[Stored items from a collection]
──────────────────────────────

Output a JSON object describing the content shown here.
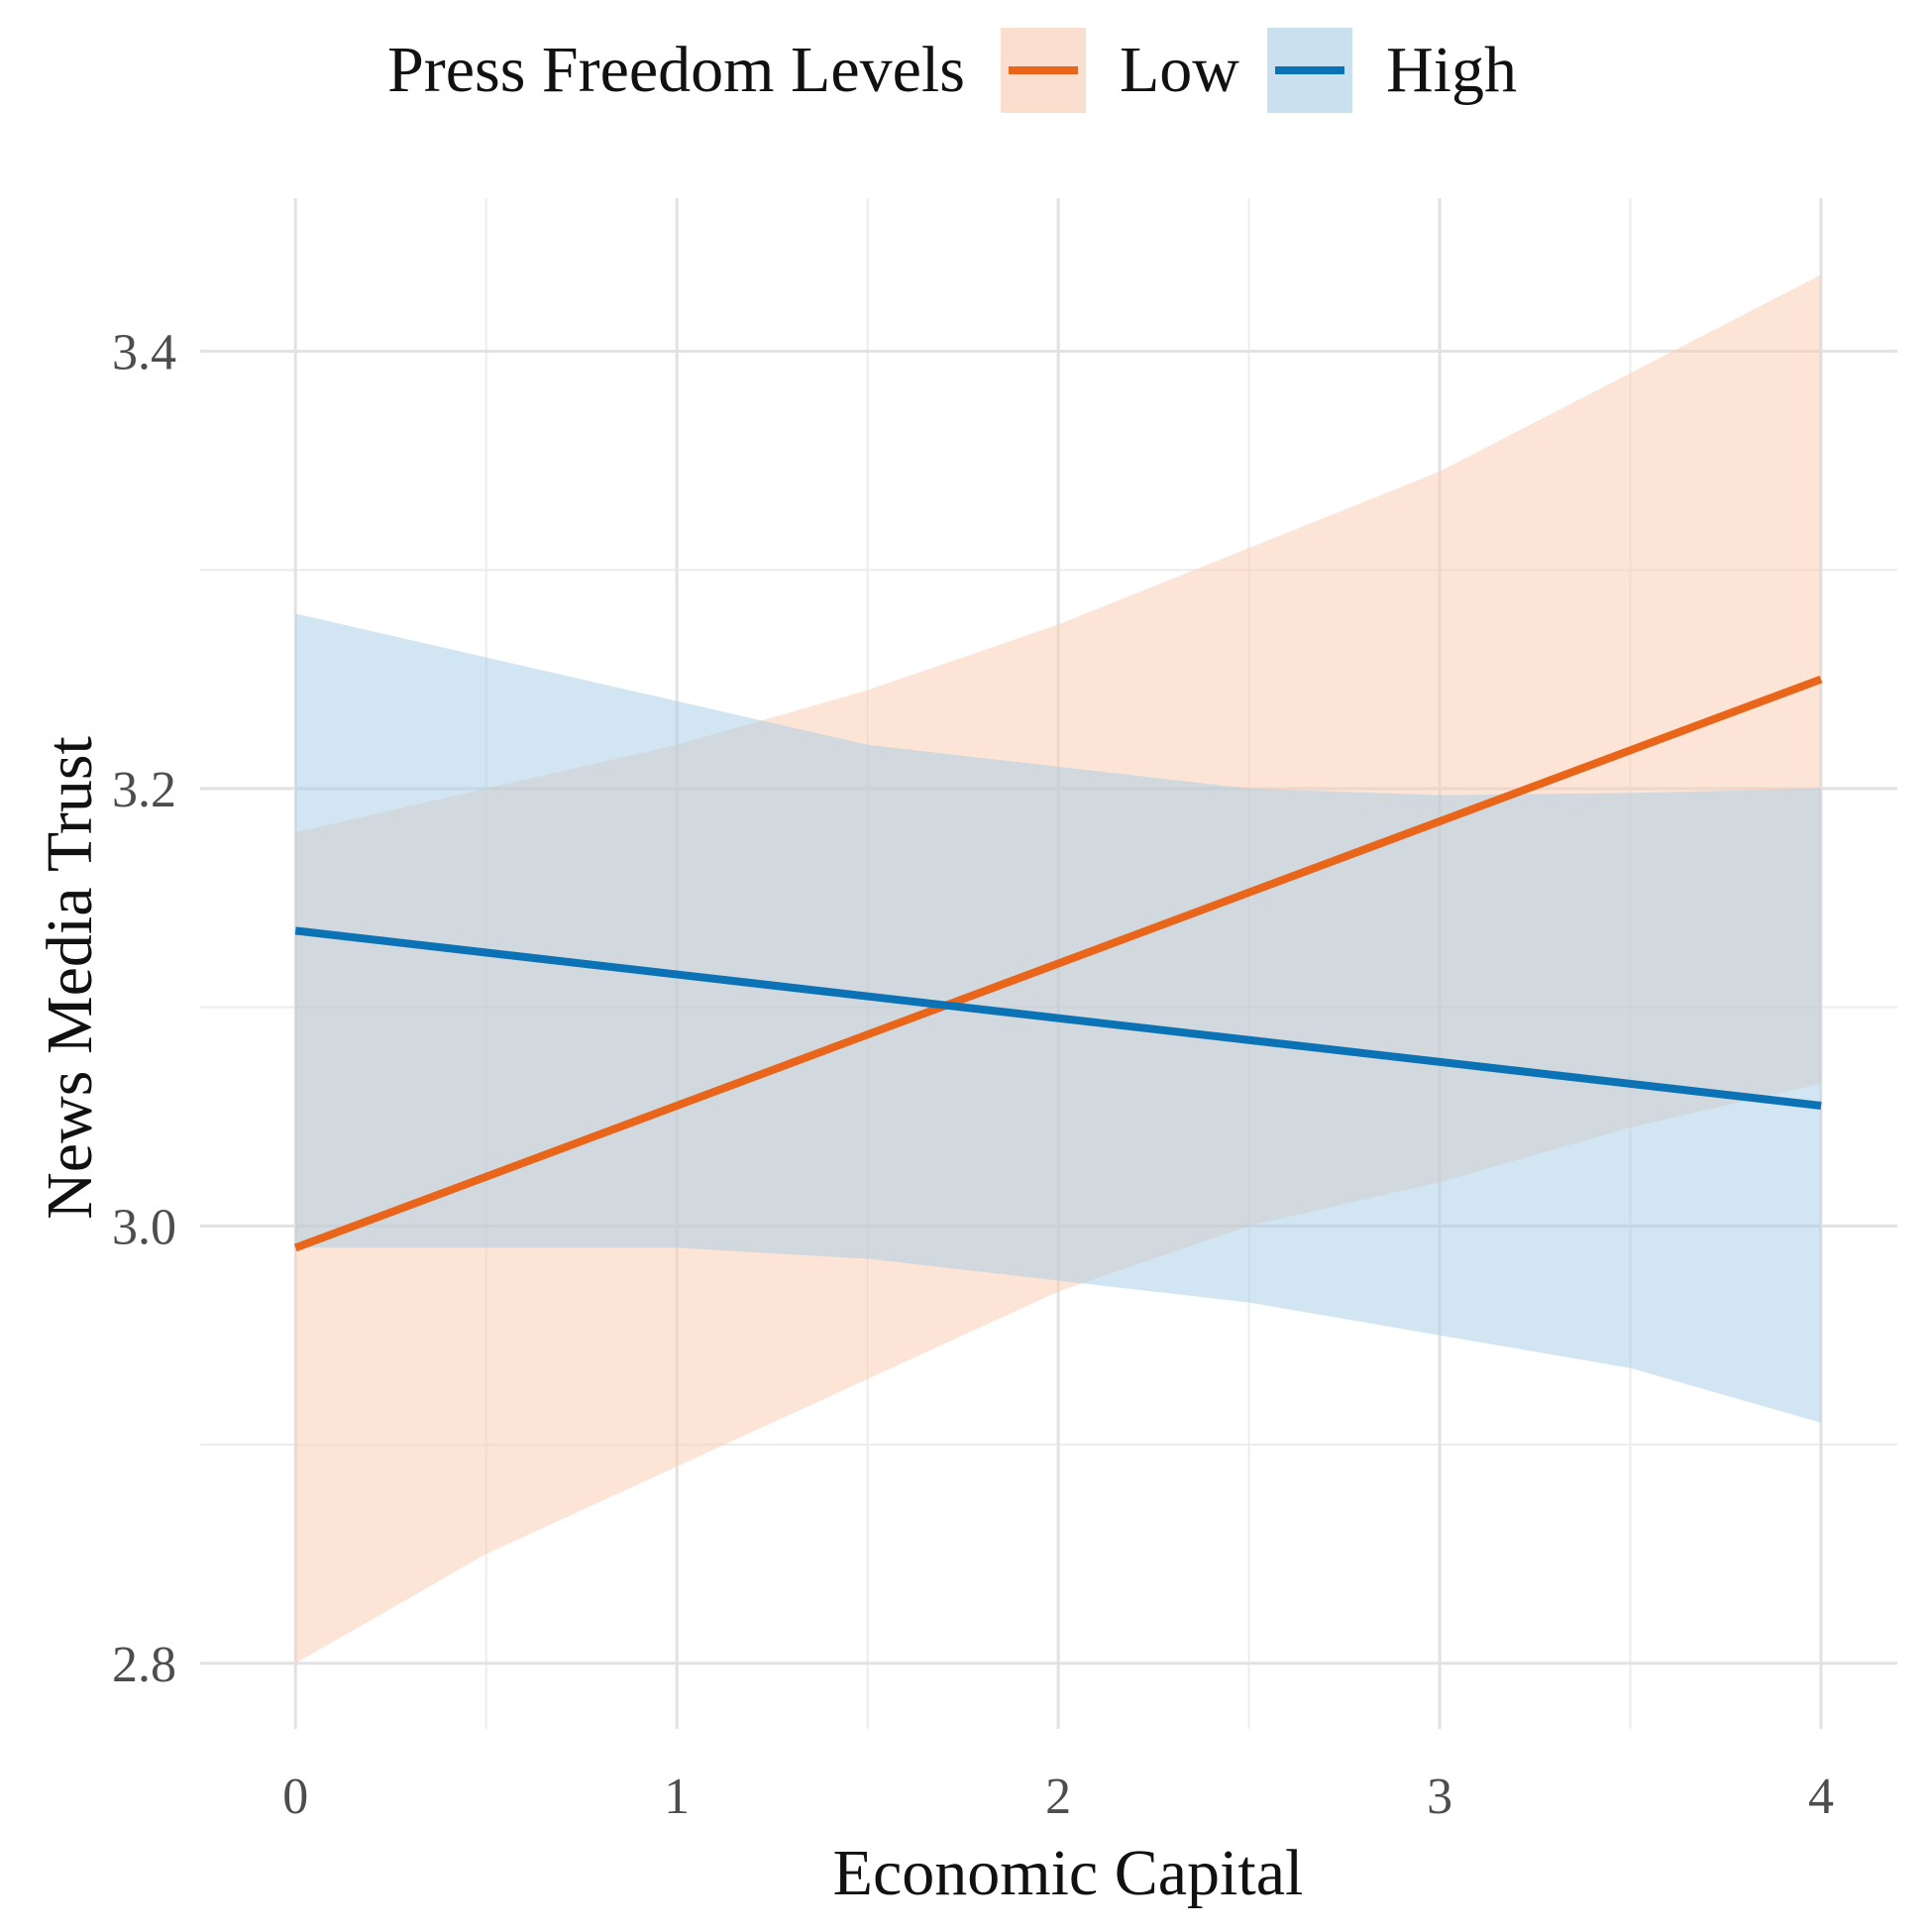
{
  "chart_data": {
    "type": "line",
    "legend": {
      "title": "Press Freedom Levels",
      "position": "top"
    },
    "x": [
      0,
      4
    ],
    "xlabel": "Economic Capital",
    "ylabel": "News Media Trust",
    "xlim": [
      -0.25,
      4.2
    ],
    "ylim": [
      2.77,
      3.47
    ],
    "xticks": [
      0,
      1,
      2,
      3,
      4
    ],
    "xtick_labels": [
      "0",
      "1",
      "2",
      "3",
      "4"
    ],
    "yticks": [
      2.8,
      3.0,
      3.2,
      3.4
    ],
    "ytick_labels": [
      "2.8",
      "3.0",
      "3.2",
      "3.4"
    ],
    "grid": true,
    "series": [
      {
        "name": "Low",
        "color": "#e8651a",
        "band_color": "#f9c9ad",
        "line": {
          "x": [
            0,
            4
          ],
          "y": [
            2.99,
            3.25
          ]
        },
        "ci": {
          "x": [
            0,
            0.5,
            1,
            1.5,
            2,
            2.5,
            3,
            3.5,
            4
          ],
          "lower": [
            2.8,
            2.85,
            2.89,
            2.93,
            2.97,
            3.0,
            3.02,
            3.045,
            3.065
          ],
          "upper": [
            3.18,
            3.2,
            3.22,
            3.245,
            3.275,
            3.31,
            3.345,
            3.39,
            3.435
          ]
        }
      },
      {
        "name": "High",
        "color": "#0a72b5",
        "band_color": "#a6cbe5",
        "line": {
          "x": [
            0,
            4
          ],
          "y": [
            3.135,
            3.055
          ]
        },
        "ci": {
          "x": [
            0,
            0.5,
            1,
            1.5,
            2,
            2.5,
            3,
            3.5,
            4
          ],
          "lower": [
            2.99,
            2.99,
            2.99,
            2.985,
            2.975,
            2.965,
            2.95,
            2.935,
            2.91
          ],
          "upper": [
            3.28,
            3.26,
            3.24,
            3.22,
            3.21,
            3.2,
            3.197,
            3.198,
            3.2
          ]
        }
      }
    ]
  }
}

──────────────────────────────

**To do**:
From the listing above, print every entry precisely and drop the pictures.

**Answer**:
Output a JSON object describing the content shown here.
{
  "chart_data": {
    "type": "line",
    "legend": {
      "title": "Press Freedom Levels",
      "position": "top"
    },
    "x": [
      0,
      4
    ],
    "xlabel": "Economic Capital",
    "ylabel": "News Media Trust",
    "xlim": [
      -0.25,
      4.2
    ],
    "ylim": [
      2.77,
      3.47
    ],
    "xticks": [
      0,
      1,
      2,
      3,
      4
    ],
    "xtick_labels": [
      "0",
      "1",
      "2",
      "3",
      "4"
    ],
    "yticks": [
      2.8,
      3.0,
      3.2,
      3.4
    ],
    "ytick_labels": [
      "2.8",
      "3.0",
      "3.2",
      "3.4"
    ],
    "grid": true,
    "series": [
      {
        "name": "Low",
        "color": "#e8651a",
        "band_color": "#f9c9ad",
        "line": {
          "x": [
            0,
            4
          ],
          "y": [
            2.99,
            3.25
          ]
        },
        "ci": {
          "x": [
            0,
            0.5,
            1,
            1.5,
            2,
            2.5,
            3,
            3.5,
            4
          ],
          "lower": [
            2.8,
            2.85,
            2.89,
            2.93,
            2.97,
            3.0,
            3.02,
            3.045,
            3.065
          ],
          "upper": [
            3.18,
            3.2,
            3.22,
            3.245,
            3.275,
            3.31,
            3.345,
            3.39,
            3.435
          ]
        }
      },
      {
        "name": "High",
        "color": "#0a72b5",
        "band_color": "#a6cbe5",
        "line": {
          "x": [
            0,
            4
          ],
          "y": [
            3.135,
            3.055
          ]
        },
        "ci": {
          "x": [
            0,
            0.5,
            1,
            1.5,
            2,
            2.5,
            3,
            3.5,
            4
          ],
          "lower": [
            2.99,
            2.99,
            2.99,
            2.985,
            2.975,
            2.965,
            2.95,
            2.935,
            2.91
          ],
          "upper": [
            3.28,
            3.26,
            3.24,
            3.22,
            3.21,
            3.2,
            3.197,
            3.198,
            3.2
          ]
        }
      }
    ]
  }
}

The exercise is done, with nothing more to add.